◆ **WHAT TO PRODUCE**
Repeat the full listing below verbatim and keep the images out.

◆ **RECORD EXTRACTS**
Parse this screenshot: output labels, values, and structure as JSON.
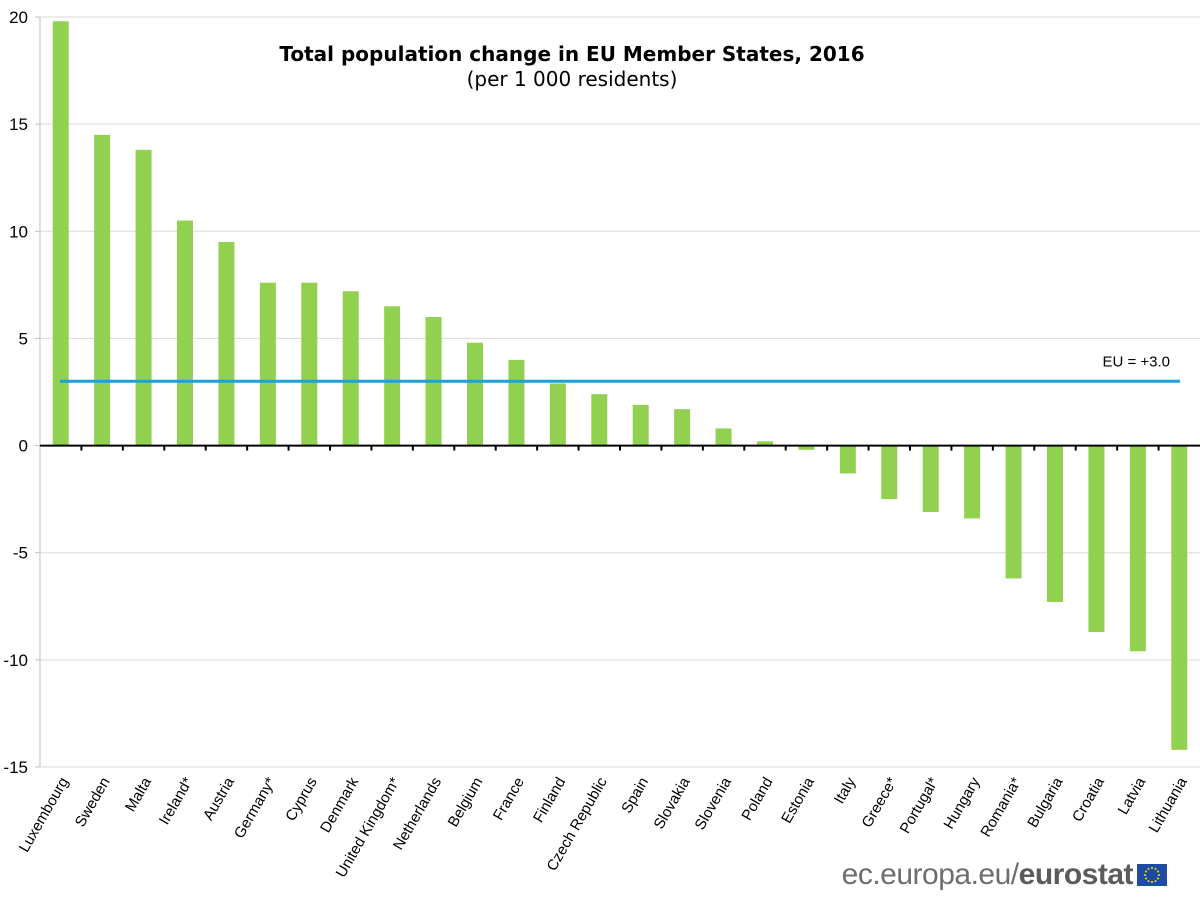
{
  "chart_data": {
    "type": "bar",
    "title": "Total population change in EU Member States, 2016",
    "subtitle": "(per 1 000 residents)",
    "xlabel": "",
    "ylabel": "",
    "ylim": [
      -15,
      20
    ],
    "yticks": [
      20,
      15,
      10,
      5,
      0,
      -5,
      -10,
      -15
    ],
    "grid": true,
    "bar_color": "#92d050",
    "categories": [
      "Luxembourg",
      "Sweden",
      "Malta",
      "Ireland*",
      "Austria",
      "Germany*",
      "Cyprus",
      "Denmark",
      "United Kingdom*",
      "Netherlands",
      "Belgium",
      "France",
      "Finland",
      "Czech Republic",
      "Spain",
      "Slovakia",
      "Slovenia",
      "Poland",
      "Estonia",
      "Italy",
      "Greece*",
      "Portugal*",
      "Hungary",
      "Romania*",
      "Bulgaria",
      "Croatia",
      "Latvia",
      "Lithuania"
    ],
    "values": [
      19.8,
      14.5,
      13.8,
      10.5,
      9.5,
      7.6,
      7.6,
      7.2,
      6.5,
      6.0,
      4.8,
      4.0,
      2.9,
      2.4,
      1.9,
      1.7,
      0.8,
      0.2,
      -0.2,
      -1.3,
      -2.5,
      -3.1,
      -3.4,
      -6.2,
      -7.3,
      -8.7,
      -9.6,
      -14.2
    ],
    "reference_line": {
      "label": "EU = +3.0",
      "value": 3.0,
      "color": "#1ba1dc"
    }
  },
  "footer": {
    "site": "ec.europa.eu/",
    "brand": "eurostat"
  }
}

◆ **TASK RESPONSE**
Parse this screenshot: output labels, values, and structure as JSON.
{
  "chart_data": {
    "type": "bar",
    "title": "Total population change in EU Member States, 2016",
    "subtitle": "(per 1 000 residents)",
    "xlabel": "",
    "ylabel": "",
    "ylim": [
      -15,
      20
    ],
    "yticks": [
      20,
      15,
      10,
      5,
      0,
      -5,
      -10,
      -15
    ],
    "grid": true,
    "bar_color": "#92d050",
    "categories": [
      "Luxembourg",
      "Sweden",
      "Malta",
      "Ireland*",
      "Austria",
      "Germany*",
      "Cyprus",
      "Denmark",
      "United Kingdom*",
      "Netherlands",
      "Belgium",
      "France",
      "Finland",
      "Czech Republic",
      "Spain",
      "Slovakia",
      "Slovenia",
      "Poland",
      "Estonia",
      "Italy",
      "Greece*",
      "Portugal*",
      "Hungary",
      "Romania*",
      "Bulgaria",
      "Croatia",
      "Latvia",
      "Lithuania"
    ],
    "values": [
      19.8,
      14.5,
      13.8,
      10.5,
      9.5,
      7.6,
      7.6,
      7.2,
      6.5,
      6.0,
      4.8,
      4.0,
      2.9,
      2.4,
      1.9,
      1.7,
      0.8,
      0.2,
      -0.2,
      -1.3,
      -2.5,
      -3.1,
      -3.4,
      -6.2,
      -7.3,
      -8.7,
      -9.6,
      -14.2
    ],
    "reference_line": {
      "label": "EU = +3.0",
      "value": 3.0,
      "color": "#1ba1dc"
    }
  },
  "footer": {
    "site": "ec.europa.eu/",
    "brand": "eurostat"
  }
}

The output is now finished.